_What you are asked to do_
Copy the records below exactly as they are written.

_Listed records_
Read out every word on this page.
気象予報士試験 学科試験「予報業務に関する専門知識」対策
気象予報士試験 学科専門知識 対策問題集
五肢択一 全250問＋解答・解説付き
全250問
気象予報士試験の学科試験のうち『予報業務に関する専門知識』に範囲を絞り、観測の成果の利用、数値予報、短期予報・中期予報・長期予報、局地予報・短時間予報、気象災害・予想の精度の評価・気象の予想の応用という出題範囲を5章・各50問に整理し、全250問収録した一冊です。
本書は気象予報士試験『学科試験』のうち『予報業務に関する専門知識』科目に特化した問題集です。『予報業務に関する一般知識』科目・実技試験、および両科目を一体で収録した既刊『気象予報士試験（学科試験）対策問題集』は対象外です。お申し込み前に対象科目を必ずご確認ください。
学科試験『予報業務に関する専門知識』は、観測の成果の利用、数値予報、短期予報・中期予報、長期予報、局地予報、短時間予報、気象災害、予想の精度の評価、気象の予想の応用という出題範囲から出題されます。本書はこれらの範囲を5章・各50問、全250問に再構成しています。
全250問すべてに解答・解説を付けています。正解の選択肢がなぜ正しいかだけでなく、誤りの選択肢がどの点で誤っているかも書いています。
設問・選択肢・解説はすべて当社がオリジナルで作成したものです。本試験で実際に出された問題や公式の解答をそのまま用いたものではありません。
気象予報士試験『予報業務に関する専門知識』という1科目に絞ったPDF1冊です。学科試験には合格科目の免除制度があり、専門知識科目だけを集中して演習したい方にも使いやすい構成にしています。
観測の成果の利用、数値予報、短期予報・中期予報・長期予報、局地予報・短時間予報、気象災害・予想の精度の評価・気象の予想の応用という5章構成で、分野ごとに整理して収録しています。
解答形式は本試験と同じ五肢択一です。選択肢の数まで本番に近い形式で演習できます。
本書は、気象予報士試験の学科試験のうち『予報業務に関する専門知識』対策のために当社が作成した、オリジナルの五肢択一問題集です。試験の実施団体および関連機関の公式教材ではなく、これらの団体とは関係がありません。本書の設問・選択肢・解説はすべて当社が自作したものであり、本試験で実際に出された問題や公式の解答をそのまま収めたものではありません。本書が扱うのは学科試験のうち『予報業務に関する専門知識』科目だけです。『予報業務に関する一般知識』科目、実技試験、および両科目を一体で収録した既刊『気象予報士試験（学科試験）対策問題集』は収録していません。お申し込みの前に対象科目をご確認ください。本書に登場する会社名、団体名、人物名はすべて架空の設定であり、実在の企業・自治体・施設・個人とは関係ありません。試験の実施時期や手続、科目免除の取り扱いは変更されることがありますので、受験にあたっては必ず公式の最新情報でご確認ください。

_Response below_
Read out every word on this page.
気象予報士試験 学科試験「予報業務に関する専門知識」対策
気象予報士試験 学科専門知識 対策問題集
五肢択一 全250問＋解答・解説付き
全250問
気象予報士試験の学科試験のうち『予報業務に関する専門知識』に範囲を絞り、観測の成果の利用、数値予報、短期予報・中期予報・長期予報、局地予報・短時間予報、気象災害・予想の精度の評価・気象の予想の応用という出題範囲を5章・各50問に整理し、全250問収録した一冊です。
本書は気象予報士試験『学科試験』のうち『予報業務に関する専門知識』科目に特化した問題集です。『予報業務に関する一般知識』科目・実技試験、および両科目を一体で収録した既刊『気象予報士試験（学科試験）対策問題集』は対象外です。お申し込み前に対象科目を必ずご確認ください。
学科試験『予報業務に関する専門知識』は、観測の成果の利用、数値予報、短期予報・中期予報、長期予報、局地予報、短時間予報、気象災害、予想の精度の評価、気象の予想の応用という出題範囲から出題されます。本書はこれらの範囲を5章・各50問、全250問に再構成しています。
全250問すべてに解答・解説を付けています。正解の選択肢がなぜ正しいかだけでなく、誤りの選択肢がどの点で誤っているかも書いています。
設問・選択肢・解説はすべて当社がオリジナルで作成したものです。本試験で実際に出された問題や公式の解答をそのまま用いたものではありません。
気象予報士試験『予報業務に関する専門知識』という1科目に絞ったPDF1冊です。学科試験には合格科目の免除制度があり、専門知識科目だけを集中して演習したい方にも使いやすい構成にしています。
観測の成果の利用、数値予報、短期予報・中期予報・長期予報、局地予報・短時間予報、気象災害・予想の精度の評価・気象の予想の応用という5章構成で、分野ごとに整理して収録しています。
解答形式は本試験と同じ五肢択一です。選択肢の数まで本番に近い形式で演習できます。
本書は、気象予報士試験の学科試験のうち『予報業務に関する専門知識』対策のために当社が作成した、オリジナルの五肢択一問題集です。試験の実施団体および関連機関の公式教材ではなく、これらの団体とは関係がありません。本書の設問・選択肢・解説はすべて当社が自作したものであり、本試験で実際に出された問題や公式の解答をそのまま収めたものではありません。本書が扱うのは学科試験のうち『予報業務に関する専門知識』科目だけです。『予報業務に関する一般知識』科目、実技試験、および両科目を一体で収録した既刊『気象予報士試験（学科試験）対策問題集』は収録していません。お申し込みの前に対象科目をご確認ください。本書に登場する会社名、団体名、人物名はすべて架空の設定であり、実在の企業・自治体・施設・個人とは関係ありません。試験の実施時期や手続、科目免除の取り扱いは変更されることがありますので、受験にあたっては必ず公式の最新情報でご確認ください。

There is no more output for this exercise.